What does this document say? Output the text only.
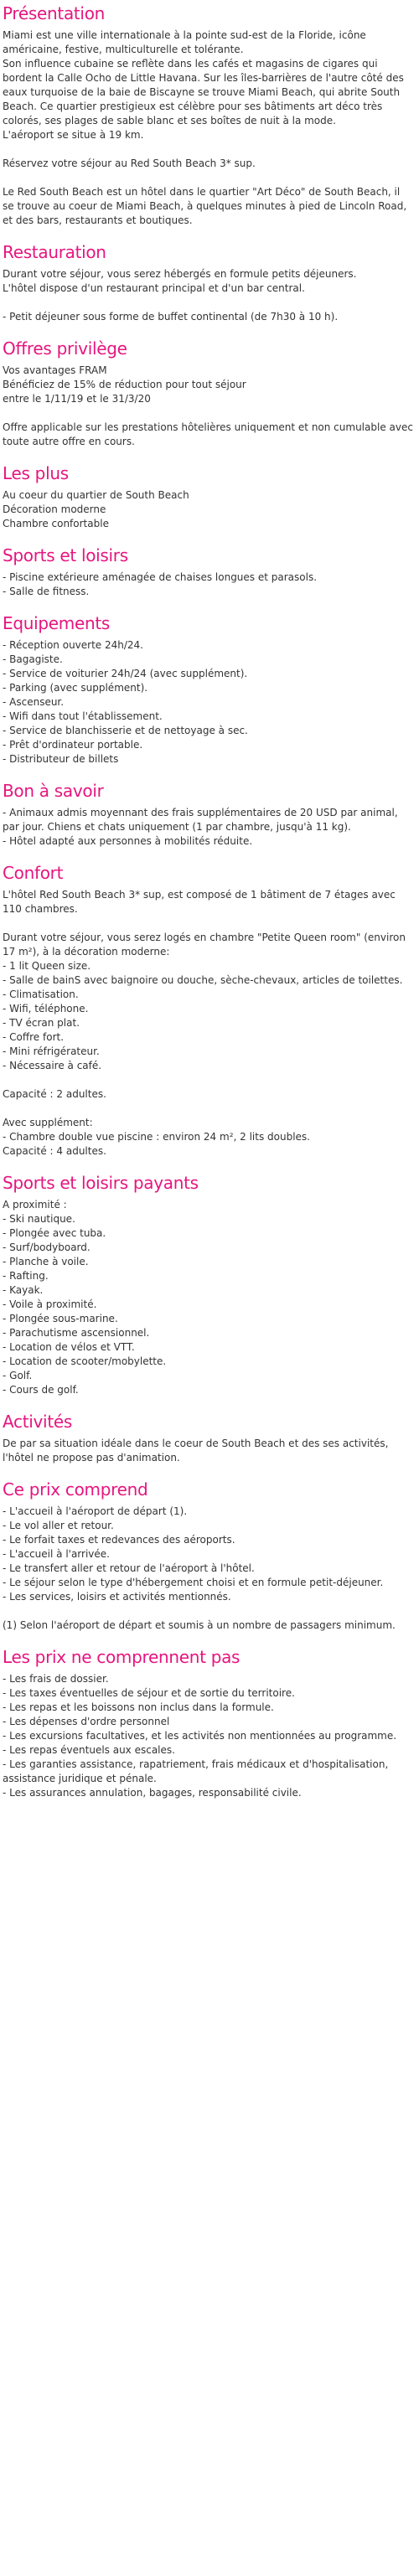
Présentation
Miami est une ville internationale à la pointe sud-est de la Floride, icône américaine, festive, multiculturelle et tolérante.
Son influence cubaine se reflète dans les cafés et magasins de cigares qui bordent la Calle Ocho de Little Havana. Sur les îles-barrières de l'autre côté des eaux turquoise de la baie de Biscayne se trouve Miami Beach, qui abrite South Beach. Ce quartier prestigieux est célèbre pour ses bâtiments art déco très colorés, ses plages de sable blanc et ses boîtes de nuit à la mode.
L'aéroport se situe à 19 km.
Réservez votre séjour au Red South Beach 3* sup.
Le Red South Beach est un hôtel dans le quartier "Art Déco" de South Beach, il se trouve au coeur de Miami Beach, à quelques minutes à pied de Lincoln Road, et des bars, restaurants et boutiques.
Restauration
Durant votre séjour, vous serez hébergés en formule petits déjeuners.
L'hôtel dispose d'un restaurant principal et d'un bar central.
- Petit déjeuner sous forme de buffet continental (de 7h30 à 10 h).
Offres privilège
Vos avantages FRAM
Bénéficiez de 15% de réduction pour tout séjour
entre le 1/11/19 et le 31/3/20
Offre applicable sur les prestations hôtelières uniquement et non cumulable avec toute autre offre en cours.
Les plus
Au coeur du quartier de South Beach
Décoration moderne
Chambre confortable
Sports et loisirs
- Piscine extérieure aménagée de chaises longues et parasols.
- Salle de fitness.
Equipements
- Réception ouverte 24h/24.
- Bagagiste.
- Service de voiturier 24h/24 (avec supplément).
- Parking (avec supplément).
- Ascenseur.
- Wifi dans tout l'établissement.
- Service de blanchisserie et de nettoyage à sec.
- Prêt d'ordinateur portable.
- Distributeur de billets
Bon à savoir
- Animaux admis moyennant des frais supplémentaires de 20 USD par animal, par jour. Chiens et chats uniquement (1 par chambre, jusqu'à 11 kg).
- Hôtel adapté aux personnes à mobilités réduite.
Confort
L'hôtel Red South Beach 3* sup, est composé de 1 bâtiment de 7 étages avec 110 chambres.
Durant votre séjour, vous serez logés en chambre "Petite Queen room" (environ 17 m²), à la décoration moderne:
- 1 lit Queen size.
- Salle de bainS avec baignoire ou douche, sèche-chevaux, articles de toilettes.
- Climatisation.
- Wifi, téléphone.
- TV écran plat.
- Coffre fort.
- Mini réfrigérateur.
- Nécessaire à café.
Capacité : 2 adultes.
Avec supplément:
- Chambre double vue piscine : environ 24 m², 2 lits doubles.
Capacité : 4 adultes.
Sports et loisirs payants
A proximité :
- Ski nautique.
- Plongée avec tuba.
- Surf/bodyboard.
- Planche à voile.
- Rafting.
- Kayak.
- Voile à proximité.
- Plongée sous-marine.
- Parachutisme ascensionnel.
- Location de vélos et VTT.
- Location de scooter/mobylette.
- Golf.
- Cours de golf.
Activités
De par sa situation idéale dans le coeur de South Beach et des ses activités, l'hôtel ne propose pas d'animation.
Ce prix comprend
- L'accueil à l'aéroport de départ (1).
- Le vol aller et retour.
- Le forfait taxes et redevances des aéroports.
- L'accueil à l'arrivée.
- Le transfert aller et retour de l'aéroport à l'hôtel.
- Le séjour selon le type d'hébergement choisi et en formule petit-déjeuner.
- Les services, loisirs et activités mentionnés.
(1) Selon l'aéroport de départ et soumis à un nombre de passagers minimum.
Les prix ne comprennent pas
- Les frais de dossier.
- Les taxes éventuelles de séjour et de sortie du territoire.
- Les repas et les boissons non inclus dans la formule.
- Les dépenses d'ordre personnel
- Les excursions facultatives, et les activités non mentionnées au programme.
- Les repas éventuels aux escales.
- Les garanties assistance, rapatriement, frais médicaux et d'hospitalisation, assistance juridique et pénale.
- Les assurances annulation, bagages, responsabilité civile.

============

» SHORT TASK:
Print the complete listing exactly, apart from any pictures.

» ANSWER TO THE EXERCISE:
What does this document say? Output the text only.
Présentation
Miami est une ville internationale à la pointe sud-est de la Floride, icône américaine, festive, multiculturelle et tolérante.
Son influence cubaine se reflète dans les cafés et magasins de cigares qui bordent la Calle Ocho de Little Havana. Sur les îles-barrières de l'autre côté des eaux turquoise de la baie de Biscayne se trouve Miami Beach, qui abrite South Beach. Ce quartier prestigieux est célèbre pour ses bâtiments art déco très colorés, ses plages de sable blanc et ses boîtes de nuit à la mode.
L'aéroport se situe à 19 km.
Réservez votre séjour au Red South Beach 3* sup.
Le Red South Beach est un hôtel dans le quartier "Art Déco" de South Beach, il se trouve au coeur de Miami Beach, à quelques minutes à pied de Lincoln Road, et des bars, restaurants et boutiques.
Restauration
Durant votre séjour, vous serez hébergés en formule petits déjeuners.
L'hôtel dispose d'un restaurant principal et d'un bar central.
- Petit déjeuner sous forme de buffet continental (de 7h30 à 10 h).
Offres privilège
Vos avantages FRAM
Bénéficiez de 15% de réduction pour tout séjour
entre le 1/11/19 et le 31/3/20
Offre applicable sur les prestations hôtelières uniquement et non cumulable avec toute autre offre en cours.
Les plus
Au coeur du quartier de South Beach
Décoration moderne
Chambre confortable
Sports et loisirs
- Piscine extérieure aménagée de chaises longues et parasols.
- Salle de fitness.
Equipements
- Réception ouverte 24h/24.
- Bagagiste.
- Service de voiturier 24h/24 (avec supplément).
- Parking (avec supplément).
- Ascenseur.
- Wifi dans tout l'établissement.
- Service de blanchisserie et de nettoyage à sec.
- Prêt d'ordinateur portable.
- Distributeur de billets
Bon à savoir
- Animaux admis moyennant des frais supplémentaires de 20 USD par animal, par jour. Chiens et chats uniquement (1 par chambre, jusqu'à 11 kg).
- Hôtel adapté aux personnes à mobilités réduite.
Confort
L'hôtel Red South Beach 3* sup, est composé de 1 bâtiment de 7 étages avec 110 chambres.
Durant votre séjour, vous serez logés en chambre "Petite Queen room" (environ 17 m²), à la décoration moderne:
- 1 lit Queen size.
- Salle de bainS avec baignoire ou douche, sèche-chevaux, articles de toilettes.
- Climatisation.
- Wifi, téléphone.
- TV écran plat.
- Coffre fort.
- Mini réfrigérateur.
- Nécessaire à café.
Capacité : 2 adultes.
Avec supplément:
- Chambre double vue piscine : environ 24 m², 2 lits doubles.
Capacité : 4 adultes.
Sports et loisirs payants
A proximité :
- Ski nautique.
- Plongée avec tuba.
- Surf/bodyboard.
- Planche à voile.
- Rafting.
- Kayak.
- Voile à proximité.
- Plongée sous-marine.
- Parachutisme ascensionnel.
- Location de vélos et VTT.
- Location de scooter/mobylette.
- Golf.
- Cours de golf.
Activités
De par sa situation idéale dans le coeur de South Beach et des ses activités, l'hôtel ne propose pas d'animation.
Ce prix comprend
- L'accueil à l'aéroport de départ (1).
- Le vol aller et retour.
- Le forfait taxes et redevances des aéroports.
- L'accueil à l'arrivée.
- Le transfert aller et retour de l'aéroport à l'hôtel.
- Le séjour selon le type d'hébergement choisi et en formule petit-déjeuner.
- Les services, loisirs et activités mentionnés.
(1) Selon l'aéroport de départ et soumis à un nombre de passagers minimum.
Les prix ne comprennent pas
- Les frais de dossier.
- Les taxes éventuelles de séjour et de sortie du territoire.
- Les repas et les boissons non inclus dans la formule.
- Les dépenses d'ordre personnel
- Les excursions facultatives, et les activités non mentionnées au programme.
- Les repas éventuels aux escales.
- Les garanties assistance, rapatriement, frais médicaux et d'hospitalisation, assistance juridique et pénale.
- Les assurances annulation, bagages, responsabilité civile.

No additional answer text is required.